### Prompt
Copy each line of the data below with the word "полезных".

(Saved data entries)
————————
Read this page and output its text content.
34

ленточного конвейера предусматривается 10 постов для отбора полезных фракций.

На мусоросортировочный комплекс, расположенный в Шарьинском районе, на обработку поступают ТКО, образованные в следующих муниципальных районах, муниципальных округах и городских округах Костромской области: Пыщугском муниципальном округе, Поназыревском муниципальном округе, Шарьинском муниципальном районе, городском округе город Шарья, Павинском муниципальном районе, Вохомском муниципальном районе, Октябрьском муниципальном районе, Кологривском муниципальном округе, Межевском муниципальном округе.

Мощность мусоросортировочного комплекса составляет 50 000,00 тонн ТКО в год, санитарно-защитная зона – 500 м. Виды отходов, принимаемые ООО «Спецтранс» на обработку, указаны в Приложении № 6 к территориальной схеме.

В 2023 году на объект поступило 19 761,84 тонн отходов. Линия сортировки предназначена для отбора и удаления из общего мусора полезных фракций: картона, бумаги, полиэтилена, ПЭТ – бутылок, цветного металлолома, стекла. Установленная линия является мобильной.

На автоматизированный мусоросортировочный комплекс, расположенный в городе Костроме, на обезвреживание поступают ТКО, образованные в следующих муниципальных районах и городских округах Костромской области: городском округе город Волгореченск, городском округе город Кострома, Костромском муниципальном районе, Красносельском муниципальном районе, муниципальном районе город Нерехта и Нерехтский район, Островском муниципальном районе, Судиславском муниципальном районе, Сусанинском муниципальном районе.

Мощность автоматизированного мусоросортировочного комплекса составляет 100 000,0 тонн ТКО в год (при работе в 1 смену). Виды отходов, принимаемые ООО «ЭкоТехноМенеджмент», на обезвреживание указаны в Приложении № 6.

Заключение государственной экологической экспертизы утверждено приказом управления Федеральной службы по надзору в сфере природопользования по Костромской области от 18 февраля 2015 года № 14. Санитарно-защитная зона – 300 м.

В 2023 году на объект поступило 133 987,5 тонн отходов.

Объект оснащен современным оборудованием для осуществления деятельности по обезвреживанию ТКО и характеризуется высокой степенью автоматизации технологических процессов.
————————
### Written answer
ленточного конвейера предусматривается 10 постов для отбора полезных фракций.
В 2023 году на объект поступило 19 761,84 тонн отходов. Линия сортировки предназначена для отбора и удаления из общего мусора полезных фракций: картона, бумаги, полиэтилена, ПЭТ – бутылок, цветного металлолома, стекла. Установленная линия является мобильной.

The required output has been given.